--- start of ENTRIES PROVIDED ---

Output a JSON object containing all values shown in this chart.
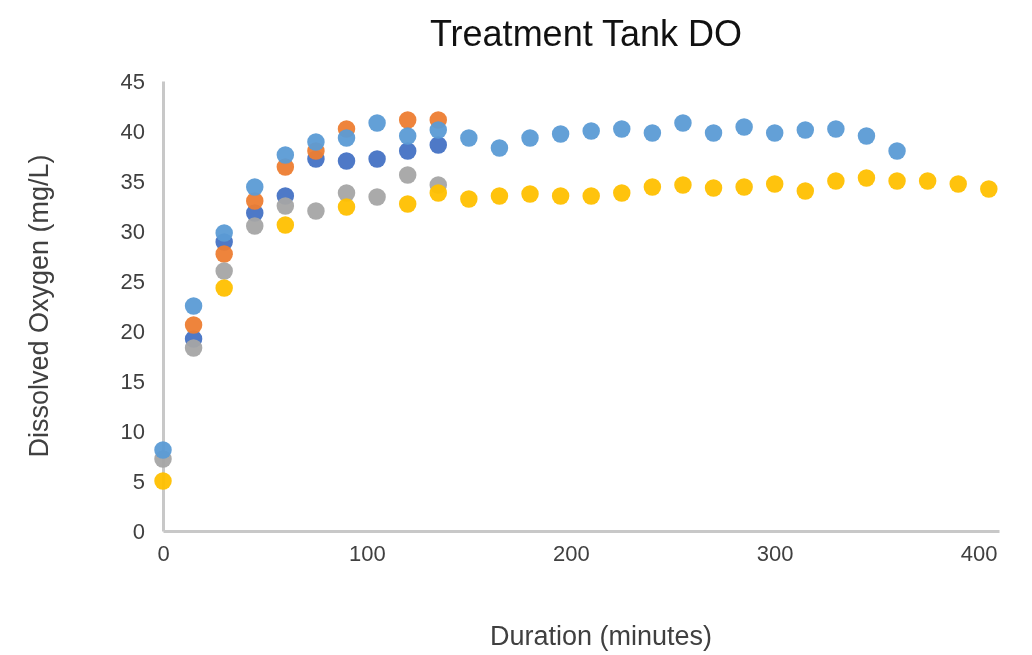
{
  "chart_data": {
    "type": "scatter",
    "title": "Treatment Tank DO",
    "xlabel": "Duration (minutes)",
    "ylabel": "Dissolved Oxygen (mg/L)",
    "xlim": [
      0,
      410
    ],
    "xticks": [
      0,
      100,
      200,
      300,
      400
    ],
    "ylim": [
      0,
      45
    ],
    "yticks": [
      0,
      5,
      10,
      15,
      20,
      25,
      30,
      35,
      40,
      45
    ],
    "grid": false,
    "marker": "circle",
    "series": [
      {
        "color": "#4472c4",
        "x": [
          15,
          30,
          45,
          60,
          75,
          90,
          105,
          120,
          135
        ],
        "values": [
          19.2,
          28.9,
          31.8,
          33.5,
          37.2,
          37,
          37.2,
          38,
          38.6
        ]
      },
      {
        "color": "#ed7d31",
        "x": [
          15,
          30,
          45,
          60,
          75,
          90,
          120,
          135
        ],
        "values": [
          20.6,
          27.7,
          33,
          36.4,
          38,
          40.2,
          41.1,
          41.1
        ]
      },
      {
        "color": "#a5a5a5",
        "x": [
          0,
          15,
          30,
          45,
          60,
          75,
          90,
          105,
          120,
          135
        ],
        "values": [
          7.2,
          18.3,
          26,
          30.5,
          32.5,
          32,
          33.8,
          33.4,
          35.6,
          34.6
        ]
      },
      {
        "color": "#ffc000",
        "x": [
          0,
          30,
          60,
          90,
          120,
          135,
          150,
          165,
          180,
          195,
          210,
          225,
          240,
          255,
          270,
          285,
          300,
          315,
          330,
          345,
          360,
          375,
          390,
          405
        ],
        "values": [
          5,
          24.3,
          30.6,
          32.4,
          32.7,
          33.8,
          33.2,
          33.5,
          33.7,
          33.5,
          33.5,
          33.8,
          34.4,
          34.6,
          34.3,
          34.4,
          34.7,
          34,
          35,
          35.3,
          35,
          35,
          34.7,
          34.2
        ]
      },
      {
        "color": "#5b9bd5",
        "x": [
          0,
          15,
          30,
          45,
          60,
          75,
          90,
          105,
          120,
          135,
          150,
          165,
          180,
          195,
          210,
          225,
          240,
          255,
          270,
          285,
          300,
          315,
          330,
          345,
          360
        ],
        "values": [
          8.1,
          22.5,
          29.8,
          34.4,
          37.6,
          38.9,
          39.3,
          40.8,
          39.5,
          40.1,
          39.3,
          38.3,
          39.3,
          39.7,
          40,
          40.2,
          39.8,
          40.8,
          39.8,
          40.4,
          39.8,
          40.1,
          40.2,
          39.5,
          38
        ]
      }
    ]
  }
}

--- end of ENTRIES PROVIDED ---
--- start of ENTRIES PROVIDED ---

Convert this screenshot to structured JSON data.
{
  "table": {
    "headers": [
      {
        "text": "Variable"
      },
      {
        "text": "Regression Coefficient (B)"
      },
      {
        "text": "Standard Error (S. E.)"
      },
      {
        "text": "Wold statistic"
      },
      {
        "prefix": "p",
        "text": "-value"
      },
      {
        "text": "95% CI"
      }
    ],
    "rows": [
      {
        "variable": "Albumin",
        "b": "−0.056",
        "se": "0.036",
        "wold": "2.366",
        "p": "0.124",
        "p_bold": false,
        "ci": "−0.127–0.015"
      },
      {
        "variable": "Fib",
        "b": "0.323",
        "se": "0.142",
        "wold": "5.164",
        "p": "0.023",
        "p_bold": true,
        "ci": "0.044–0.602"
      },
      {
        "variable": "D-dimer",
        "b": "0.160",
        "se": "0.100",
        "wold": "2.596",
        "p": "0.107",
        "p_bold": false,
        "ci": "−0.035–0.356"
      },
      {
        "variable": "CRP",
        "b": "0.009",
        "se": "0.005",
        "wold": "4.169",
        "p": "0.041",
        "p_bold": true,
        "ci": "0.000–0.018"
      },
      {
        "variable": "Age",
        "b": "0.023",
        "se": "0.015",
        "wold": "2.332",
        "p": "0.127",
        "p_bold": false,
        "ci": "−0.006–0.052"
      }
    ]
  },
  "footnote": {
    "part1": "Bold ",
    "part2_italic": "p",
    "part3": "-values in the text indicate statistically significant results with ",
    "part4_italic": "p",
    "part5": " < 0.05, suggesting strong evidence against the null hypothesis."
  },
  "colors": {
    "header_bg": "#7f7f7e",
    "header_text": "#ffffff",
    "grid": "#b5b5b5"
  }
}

--- end of ENTRIES PROVIDED ---

WHAT YOU NEED TO DO: Gather each line in the data that holds the string "JSON".

ANSWER:
Output a JSON object containing all values shown in this chart.
Convert this screenshot to structured JSON data.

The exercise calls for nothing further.